* _Task material_
»»

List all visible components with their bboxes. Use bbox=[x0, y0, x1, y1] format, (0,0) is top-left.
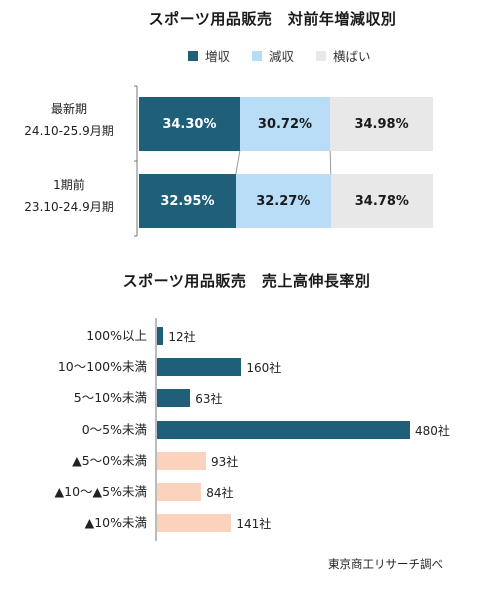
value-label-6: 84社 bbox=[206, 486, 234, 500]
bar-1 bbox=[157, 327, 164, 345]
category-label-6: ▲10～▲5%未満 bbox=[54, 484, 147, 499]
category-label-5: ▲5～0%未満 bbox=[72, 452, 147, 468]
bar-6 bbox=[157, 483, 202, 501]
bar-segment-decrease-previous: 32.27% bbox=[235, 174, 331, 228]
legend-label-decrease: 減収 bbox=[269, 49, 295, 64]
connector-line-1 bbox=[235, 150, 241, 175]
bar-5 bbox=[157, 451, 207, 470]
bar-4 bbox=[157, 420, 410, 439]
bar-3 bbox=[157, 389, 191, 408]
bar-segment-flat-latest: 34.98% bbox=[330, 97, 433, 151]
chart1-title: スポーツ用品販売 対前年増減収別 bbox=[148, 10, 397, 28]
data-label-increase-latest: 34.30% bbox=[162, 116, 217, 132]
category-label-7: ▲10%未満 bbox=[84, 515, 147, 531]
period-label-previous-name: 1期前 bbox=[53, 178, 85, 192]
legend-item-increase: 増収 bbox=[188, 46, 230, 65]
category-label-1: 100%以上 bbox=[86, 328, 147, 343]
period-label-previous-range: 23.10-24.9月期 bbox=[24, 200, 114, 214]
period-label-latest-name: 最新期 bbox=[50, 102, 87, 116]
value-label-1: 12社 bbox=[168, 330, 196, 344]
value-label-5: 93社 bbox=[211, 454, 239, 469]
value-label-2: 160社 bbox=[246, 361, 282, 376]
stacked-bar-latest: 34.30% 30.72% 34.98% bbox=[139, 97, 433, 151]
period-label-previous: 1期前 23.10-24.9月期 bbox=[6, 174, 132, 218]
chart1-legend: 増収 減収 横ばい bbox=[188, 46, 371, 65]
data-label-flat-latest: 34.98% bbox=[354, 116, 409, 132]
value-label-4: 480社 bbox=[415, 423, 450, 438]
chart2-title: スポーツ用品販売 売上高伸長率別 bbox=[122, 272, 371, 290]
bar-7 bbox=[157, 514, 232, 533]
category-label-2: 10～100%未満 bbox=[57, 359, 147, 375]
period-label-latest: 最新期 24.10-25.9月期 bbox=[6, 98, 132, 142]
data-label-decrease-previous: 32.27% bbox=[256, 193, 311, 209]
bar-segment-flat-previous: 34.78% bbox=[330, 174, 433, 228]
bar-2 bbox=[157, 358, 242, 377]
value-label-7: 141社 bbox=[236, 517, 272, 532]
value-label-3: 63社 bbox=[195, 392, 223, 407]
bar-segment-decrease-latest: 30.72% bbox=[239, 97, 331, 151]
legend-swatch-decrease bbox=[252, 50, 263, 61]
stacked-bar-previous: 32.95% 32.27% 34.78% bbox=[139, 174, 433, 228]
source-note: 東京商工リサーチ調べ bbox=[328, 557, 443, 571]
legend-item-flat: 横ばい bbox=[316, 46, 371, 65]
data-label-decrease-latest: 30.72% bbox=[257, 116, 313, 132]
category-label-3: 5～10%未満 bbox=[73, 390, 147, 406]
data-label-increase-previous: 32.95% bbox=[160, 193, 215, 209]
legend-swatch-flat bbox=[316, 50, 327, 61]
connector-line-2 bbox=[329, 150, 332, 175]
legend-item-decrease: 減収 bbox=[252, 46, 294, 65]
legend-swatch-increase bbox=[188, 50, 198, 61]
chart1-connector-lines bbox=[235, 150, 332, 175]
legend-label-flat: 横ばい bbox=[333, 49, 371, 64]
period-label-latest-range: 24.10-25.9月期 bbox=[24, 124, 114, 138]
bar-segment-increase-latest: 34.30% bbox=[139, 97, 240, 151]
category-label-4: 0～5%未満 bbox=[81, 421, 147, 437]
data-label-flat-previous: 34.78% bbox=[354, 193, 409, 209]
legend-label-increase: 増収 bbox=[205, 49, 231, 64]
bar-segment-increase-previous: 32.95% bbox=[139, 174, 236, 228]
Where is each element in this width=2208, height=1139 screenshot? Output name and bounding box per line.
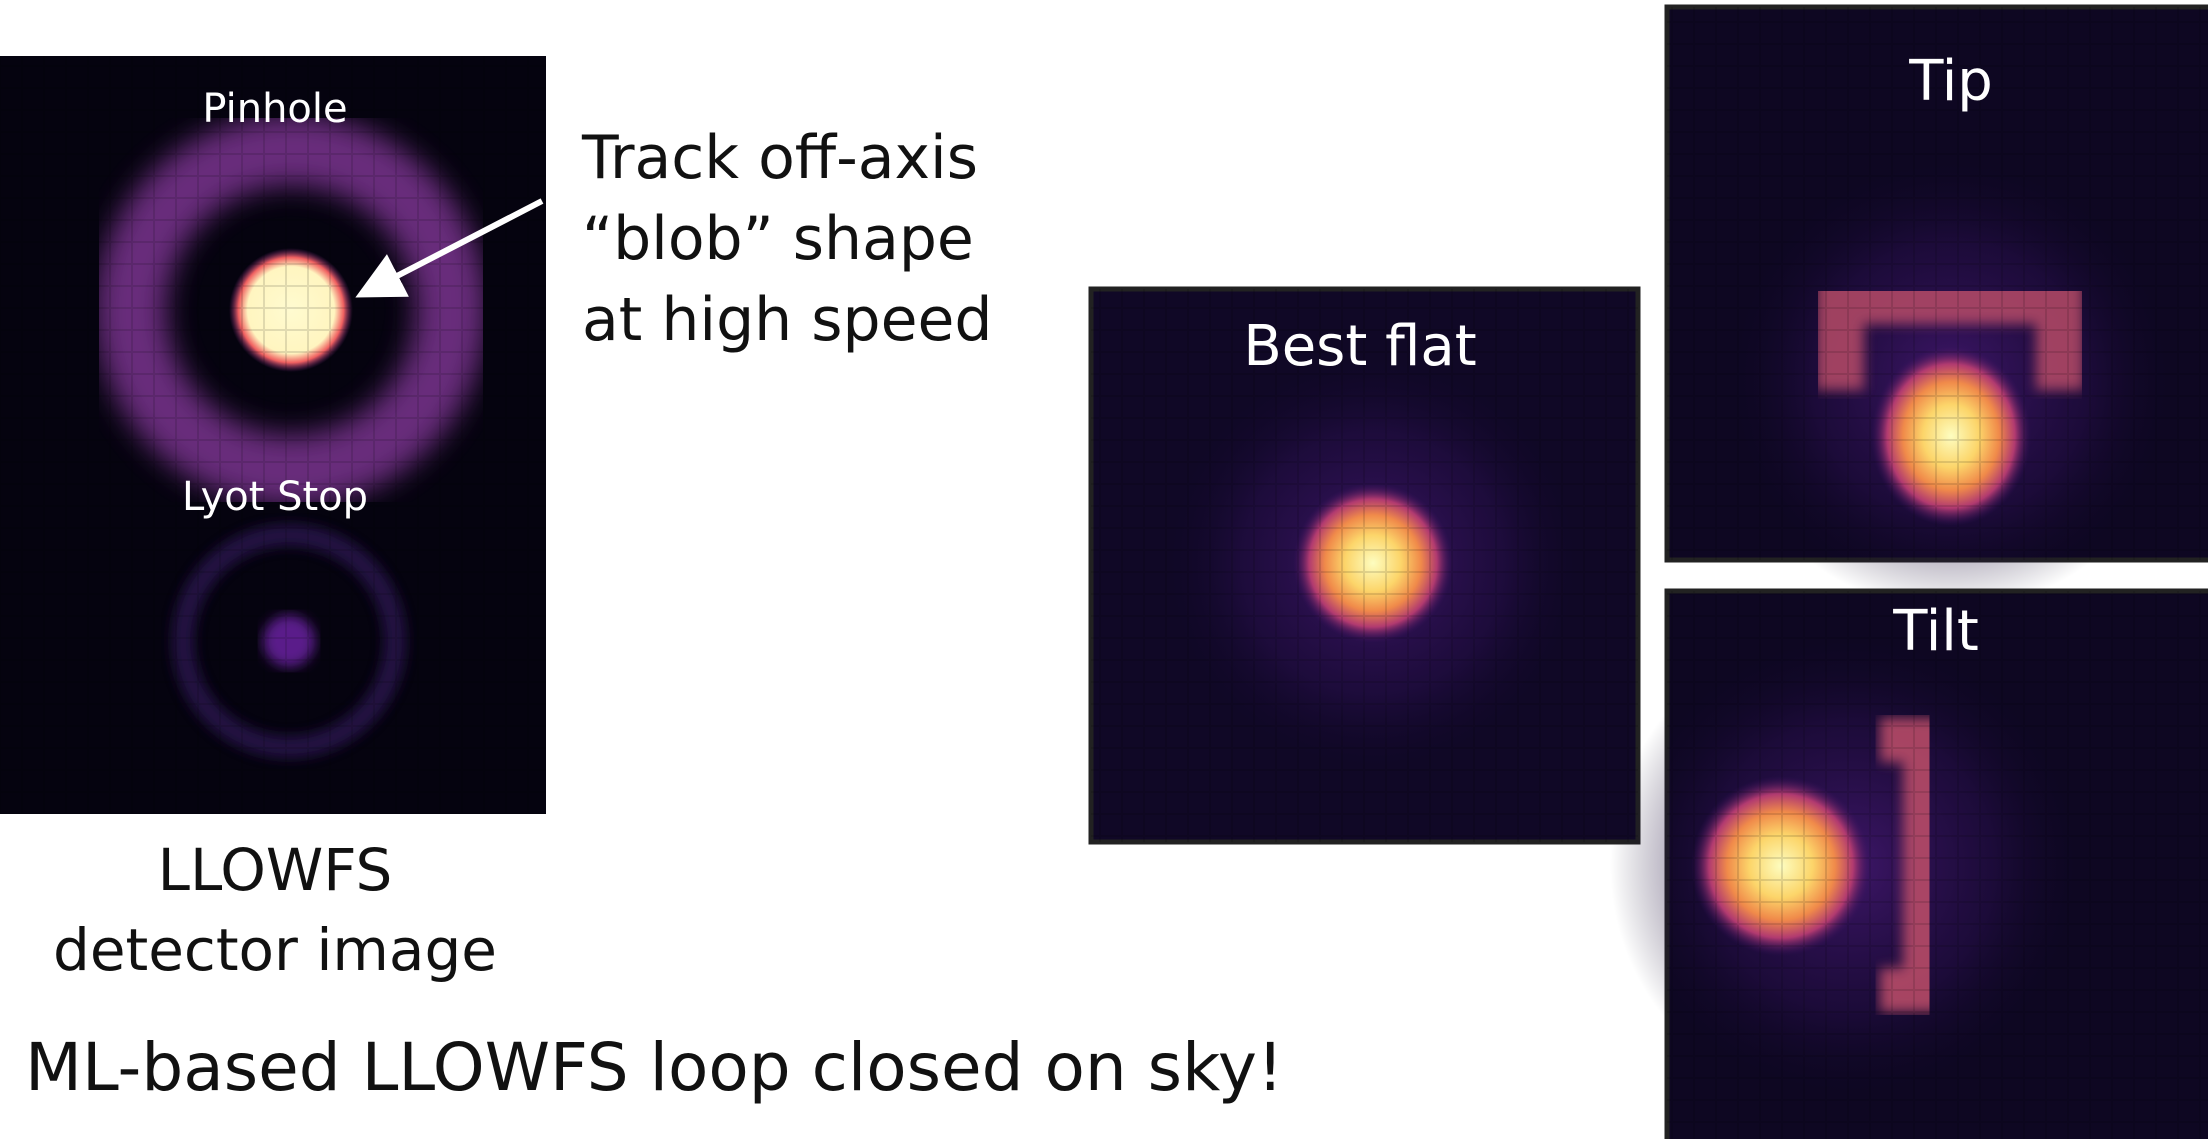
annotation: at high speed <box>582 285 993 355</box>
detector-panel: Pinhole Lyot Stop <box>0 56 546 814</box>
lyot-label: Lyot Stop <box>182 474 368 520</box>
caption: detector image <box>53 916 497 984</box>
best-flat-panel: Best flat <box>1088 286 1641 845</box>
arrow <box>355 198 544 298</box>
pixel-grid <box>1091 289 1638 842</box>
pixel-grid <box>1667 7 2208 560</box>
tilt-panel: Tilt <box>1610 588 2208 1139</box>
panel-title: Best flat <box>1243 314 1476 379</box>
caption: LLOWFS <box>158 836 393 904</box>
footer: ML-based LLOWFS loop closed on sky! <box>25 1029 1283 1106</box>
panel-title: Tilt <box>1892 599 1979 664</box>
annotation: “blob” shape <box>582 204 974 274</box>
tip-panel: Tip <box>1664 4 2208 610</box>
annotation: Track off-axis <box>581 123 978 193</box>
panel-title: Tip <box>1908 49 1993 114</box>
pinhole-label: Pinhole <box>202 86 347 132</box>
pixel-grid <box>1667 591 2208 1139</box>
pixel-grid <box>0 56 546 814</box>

««
»»

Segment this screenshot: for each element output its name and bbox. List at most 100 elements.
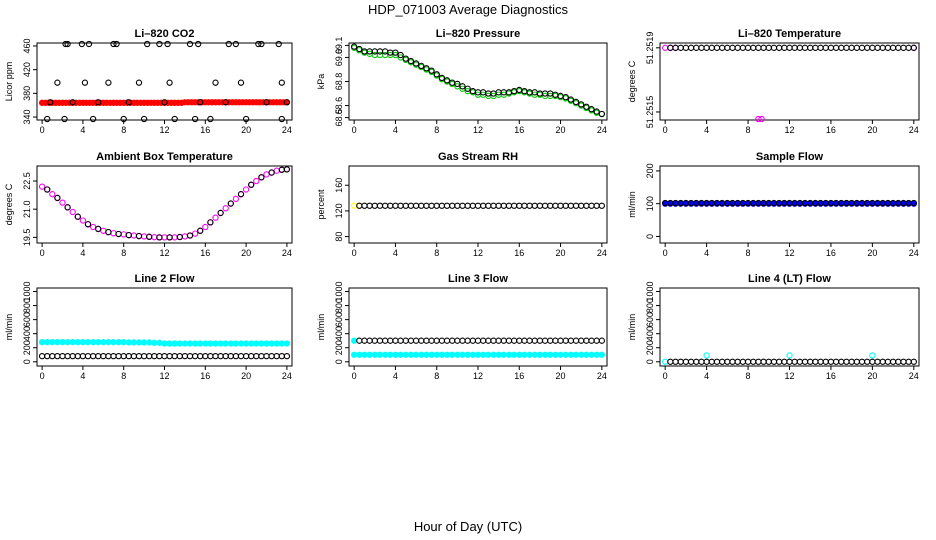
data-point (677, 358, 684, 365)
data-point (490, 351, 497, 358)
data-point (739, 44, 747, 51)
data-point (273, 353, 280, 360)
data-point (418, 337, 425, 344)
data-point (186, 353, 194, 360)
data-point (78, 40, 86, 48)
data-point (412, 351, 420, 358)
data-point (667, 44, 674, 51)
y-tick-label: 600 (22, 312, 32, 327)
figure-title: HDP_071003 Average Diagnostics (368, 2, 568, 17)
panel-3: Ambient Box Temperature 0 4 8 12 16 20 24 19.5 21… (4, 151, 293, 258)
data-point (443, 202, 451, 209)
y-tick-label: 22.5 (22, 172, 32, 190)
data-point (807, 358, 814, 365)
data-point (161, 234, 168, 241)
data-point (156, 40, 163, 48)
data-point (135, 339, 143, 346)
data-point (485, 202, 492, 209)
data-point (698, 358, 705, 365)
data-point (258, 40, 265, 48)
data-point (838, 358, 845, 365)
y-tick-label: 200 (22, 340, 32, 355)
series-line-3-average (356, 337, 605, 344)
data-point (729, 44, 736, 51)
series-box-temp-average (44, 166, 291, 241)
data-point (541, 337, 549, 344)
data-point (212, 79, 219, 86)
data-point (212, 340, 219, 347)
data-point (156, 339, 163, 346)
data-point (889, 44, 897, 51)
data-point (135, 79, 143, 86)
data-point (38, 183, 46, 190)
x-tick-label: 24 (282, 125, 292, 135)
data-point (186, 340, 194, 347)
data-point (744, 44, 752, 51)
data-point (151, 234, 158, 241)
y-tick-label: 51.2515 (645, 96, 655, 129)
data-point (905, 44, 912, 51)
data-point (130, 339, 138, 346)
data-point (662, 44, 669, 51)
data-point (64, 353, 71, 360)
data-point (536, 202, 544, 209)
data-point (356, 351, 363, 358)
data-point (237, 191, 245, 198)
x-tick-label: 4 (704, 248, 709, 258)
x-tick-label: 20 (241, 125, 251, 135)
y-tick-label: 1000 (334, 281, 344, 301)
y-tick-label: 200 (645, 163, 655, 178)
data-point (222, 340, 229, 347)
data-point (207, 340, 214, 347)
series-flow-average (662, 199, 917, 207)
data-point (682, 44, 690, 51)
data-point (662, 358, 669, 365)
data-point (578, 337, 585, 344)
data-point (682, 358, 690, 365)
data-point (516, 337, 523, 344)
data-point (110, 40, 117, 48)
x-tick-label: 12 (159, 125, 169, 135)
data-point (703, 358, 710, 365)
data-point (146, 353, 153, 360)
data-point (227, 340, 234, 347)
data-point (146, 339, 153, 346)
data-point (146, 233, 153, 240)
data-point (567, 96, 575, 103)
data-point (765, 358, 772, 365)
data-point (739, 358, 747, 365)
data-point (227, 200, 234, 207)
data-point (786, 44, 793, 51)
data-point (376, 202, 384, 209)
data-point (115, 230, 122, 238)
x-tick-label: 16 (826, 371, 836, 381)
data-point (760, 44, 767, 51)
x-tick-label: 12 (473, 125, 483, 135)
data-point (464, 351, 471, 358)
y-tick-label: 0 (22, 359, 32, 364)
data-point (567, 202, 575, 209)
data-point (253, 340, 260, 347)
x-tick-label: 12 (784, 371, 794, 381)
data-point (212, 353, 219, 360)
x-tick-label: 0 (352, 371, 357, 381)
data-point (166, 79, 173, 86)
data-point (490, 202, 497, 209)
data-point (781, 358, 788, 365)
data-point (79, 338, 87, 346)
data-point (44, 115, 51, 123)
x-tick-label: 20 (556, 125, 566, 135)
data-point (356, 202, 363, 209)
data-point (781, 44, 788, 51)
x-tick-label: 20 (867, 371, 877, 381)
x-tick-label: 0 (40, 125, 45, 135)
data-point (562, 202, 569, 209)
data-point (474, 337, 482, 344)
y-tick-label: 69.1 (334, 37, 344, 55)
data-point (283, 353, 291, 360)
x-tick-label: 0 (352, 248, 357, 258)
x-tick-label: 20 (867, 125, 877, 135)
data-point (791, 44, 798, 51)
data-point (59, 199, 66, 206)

««

* _Your objective_
Retype the lines from the one containing "value-label-6: 84社 bbox=[206, 486, 234, 500]" through the one containing "bar-segment-flat-previous: 34.78% bbox=[330, 174, 433, 228]", keeping every character as it stands in the records.

* _Exercise result_
value-label-6: 84社 bbox=[206, 486, 234, 500]
bar-1 bbox=[157, 327, 164, 345]
category-label-6: ▲10～▲5%未満 bbox=[54, 484, 147, 499]
category-label-5: ▲5～0%未満 bbox=[72, 452, 147, 468]
bar-6 bbox=[157, 483, 202, 501]
bar-segment-decrease-previous: 32.27% bbox=[235, 174, 331, 228]
legend-label-decrease: 減収 bbox=[269, 49, 295, 64]
connector-line-1 bbox=[235, 150, 241, 175]
bar-5 bbox=[157, 451, 207, 470]
bar-4 bbox=[157, 420, 410, 439]
bar-3 bbox=[157, 389, 191, 408]
bar-segment-flat-latest: 34.98% bbox=[330, 97, 433, 151]
chart1-title: スポーツ用品販売 対前年増減収別 bbox=[148, 10, 397, 28]
data-label-increase-latest: 34.30% bbox=[162, 116, 217, 132]
category-label-7: ▲10%未満 bbox=[84, 515, 147, 531]
period-label-previous-name: 1期前 bbox=[53, 178, 85, 192]
legend-item-increase: 増収 bbox=[188, 46, 230, 65]
category-label-1: 100%以上 bbox=[86, 328, 147, 343]
period-label-previous-range: 23.10-24.9月期 bbox=[24, 200, 114, 214]
period-label-latest-name: 最新期 bbox=[50, 102, 87, 116]
value-label-1: 12社 bbox=[168, 330, 196, 344]
value-label-5: 93社 bbox=[211, 454, 239, 469]
value-label-2: 160社 bbox=[246, 361, 282, 376]
stacked-bar-latest: 34.30% 30.72% 34.98% bbox=[139, 97, 433, 151]
period-label-previous: 1期前 23.10-24.9月期 bbox=[6, 174, 132, 218]
chart1-legend: 増収 減収 横ばい bbox=[188, 46, 371, 65]
data-label-flat-latest: 34.98% bbox=[354, 116, 409, 132]
value-label-4: 480社 bbox=[415, 423, 450, 438]
chart2-title: スポーツ用品販売 売上高伸長率別 bbox=[122, 272, 371, 290]
bar-7 bbox=[157, 514, 232, 533]
category-label-2: 10～100%未満 bbox=[57, 359, 147, 375]
period-label-latest: 最新期 24.10-25.9月期 bbox=[6, 98, 132, 142]
data-label-decrease-previous: 32.27% bbox=[256, 193, 311, 209]
bar-segment-flat-previous: 34.78% bbox=[330, 174, 433, 228]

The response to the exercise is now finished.